■ What is asked:
According to the notebook on standardized option quotes, how are the implied forward price and the risk-free rate obtained?

■ Document passage:
+++
Notebook

Standardized Option Quotes Data Format¶

To facilitate model calibration, we propose the definition of a standard data set, which contains all the necessary information. The data is held in a Panda table of type option_quotes, with one row per quote and 8 columns. This table is defined in quantlib/reference/data_structures.py. The column names are defined in reference/names.py, and are as follows:

TRADE_DATE: Quote date, or time stamp
STRIKE: Ditto
EXPIRY_DATE: Option expiry date
OPTION_TYPE: Call/Put flag, coded as "C" or "P"
SPOT: Price of underlying asset
EXERCISE_STYLE: European/American, coded as "Amer" or "Euro"
PRICE_BID: Bid price
PRICE_ASK: Ask price

We do not include the dividend yield nor the risk-free rate in the data set: The implied forward price and risk-free rate are estimated from the call/put parity.

This notebook demonstrates the creation of such data file by processing the quotes on the S&P 500 index options (SPX) provided by the Chicago Board of Options Exchange (CBOE).
+++
■ Extracted information:
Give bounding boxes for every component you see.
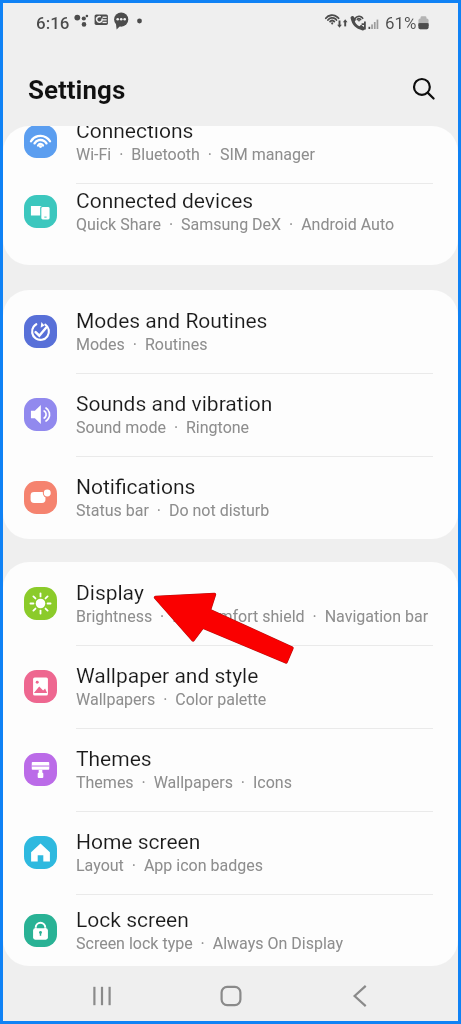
staticText: Settings bbox=[28, 75, 126, 105]
button[interactable]: Lock screen bbox=[3, 894, 458, 966]
button[interactable]: Sounds and vibration bbox=[3, 373, 458, 456]
staticText: Brightness · Eye comfort shield · Naviga… bbox=[76, 607, 429, 626]
staticText: Sound mode · Ringtone bbox=[76, 418, 250, 437]
staticText: 6:16 bbox=[36, 13, 70, 33]
button[interactable]: Notifications bbox=[3, 456, 458, 539]
button[interactable]: Search bbox=[401, 66, 447, 112]
button[interactable]: Home screen bbox=[3, 811, 458, 894]
staticText: Lock screen bbox=[76, 908, 189, 933]
button[interactable]: Home bbox=[209, 974, 253, 1018]
staticText: Themes · Wallpapers · Icons bbox=[76, 773, 292, 792]
button[interactable]: Wallpaper and style bbox=[3, 645, 458, 728]
button[interactable]: Themes bbox=[3, 728, 458, 811]
staticText: Themes bbox=[76, 747, 152, 772]
staticText: Connections bbox=[76, 126, 194, 144]
staticText: Quick Share · Samsung DeX · Android Auto bbox=[76, 215, 395, 234]
staticText: Connected devices bbox=[76, 189, 254, 214]
staticText: Sounds and vibration bbox=[76, 392, 273, 417]
staticText: Modes · Routines bbox=[76, 335, 208, 354]
staticText: Wi-Fi · Bluetooth · SIM manager bbox=[76, 145, 315, 164]
button[interactable]: Recent apps bbox=[80, 974, 124, 1018]
staticText: Screen lock type · Always On Display bbox=[76, 934, 343, 953]
staticText: Layout · App icon badges bbox=[76, 856, 263, 875]
button[interactable]: Back bbox=[338, 974, 382, 1018]
staticText: Status bar · Do not disturb bbox=[76, 501, 270, 520]
staticText: Notifications bbox=[76, 475, 196, 500]
staticText: Display bbox=[76, 581, 144, 606]
button[interactable]: Modes and Routines bbox=[3, 290, 458, 373]
button[interactable]: Connections bbox=[3, 126, 458, 183]
button[interactable]: Display bbox=[3, 562, 458, 645]
staticText: Wallpapers · Color palette bbox=[76, 690, 267, 709]
staticText: Home screen bbox=[76, 830, 201, 855]
staticText: Modes and Routines bbox=[76, 309, 268, 334]
staticText: Wallpaper and style bbox=[76, 664, 259, 689]
button[interactable]: Connected devices bbox=[3, 183, 458, 239]
staticText: 61% bbox=[385, 13, 417, 33]
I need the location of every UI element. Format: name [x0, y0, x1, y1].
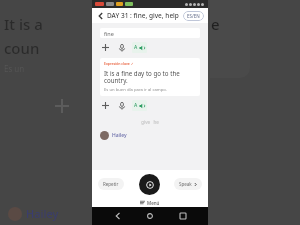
staticText: Hailey [26, 206, 59, 221]
button[interactable]: Add [100, 100, 111, 111]
button[interactable]: Add [100, 42, 111, 53]
staticText: e [211, 14, 220, 34]
staticText: Hailey [112, 132, 127, 139]
staticText: Speak [179, 181, 192, 187]
button[interactable]: Back [111, 209, 125, 223]
button[interactable]: Listen [132, 100, 147, 111]
staticText: Repetir [103, 181, 119, 187]
staticText: A [134, 102, 138, 109]
staticText: Es un buen día para ir al campo. [104, 87, 167, 93]
staticText: It is a [4, 14, 43, 34]
staticText: Es un [4, 63, 25, 74]
button[interactable]: Speak [174, 178, 202, 190]
button[interactable]: Recents [176, 209, 190, 223]
button[interactable]: Expresión clave ✓ [100, 58, 200, 96]
button[interactable]: Home [143, 209, 157, 223]
staticText: coun [4, 38, 40, 58]
staticText: A [134, 44, 138, 51]
staticText: Expresión clave ✓ [104, 61, 134, 66]
button[interactable]: Play [139, 174, 160, 195]
button[interactable]: Hailey [100, 131, 200, 140]
button[interactable]: Menú [92, 198, 208, 207]
button[interactable]: Listen [132, 42, 147, 53]
button[interactable]: Microphone [116, 42, 127, 53]
staticText: It is a fine day to go to the country. [104, 69, 196, 85]
button[interactable]: fine [100, 28, 200, 38]
staticText: DAY 31 : fine, give, help [107, 11, 179, 20]
staticText: fine [104, 30, 114, 37]
staticText: ES/EN [187, 13, 200, 19]
button[interactable]: ES/EN [183, 11, 204, 21]
staticText: Menú [147, 200, 160, 206]
button[interactable]: Back [96, 11, 105, 20]
button[interactable]: Repetir [98, 178, 124, 190]
button[interactable]: Microphone [116, 100, 127, 111]
staticText: give he [100, 119, 200, 125]
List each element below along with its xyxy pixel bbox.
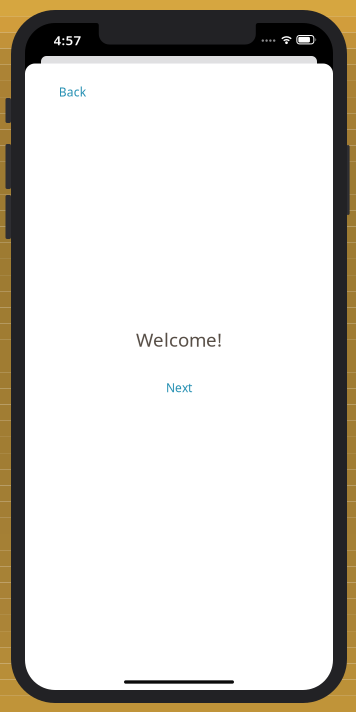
button[interactable]: Next: [156, 373, 202, 402]
staticText: Back: [59, 84, 86, 100]
staticText: 4:57: [54, 31, 82, 49]
button[interactable]: Back: [50, 77, 95, 107]
staticText: Welcome!: [136, 327, 222, 352]
staticText: Next: [166, 380, 192, 396]
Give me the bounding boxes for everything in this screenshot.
+++
■ Output for this exercise:
They are estimated from the call/put parity.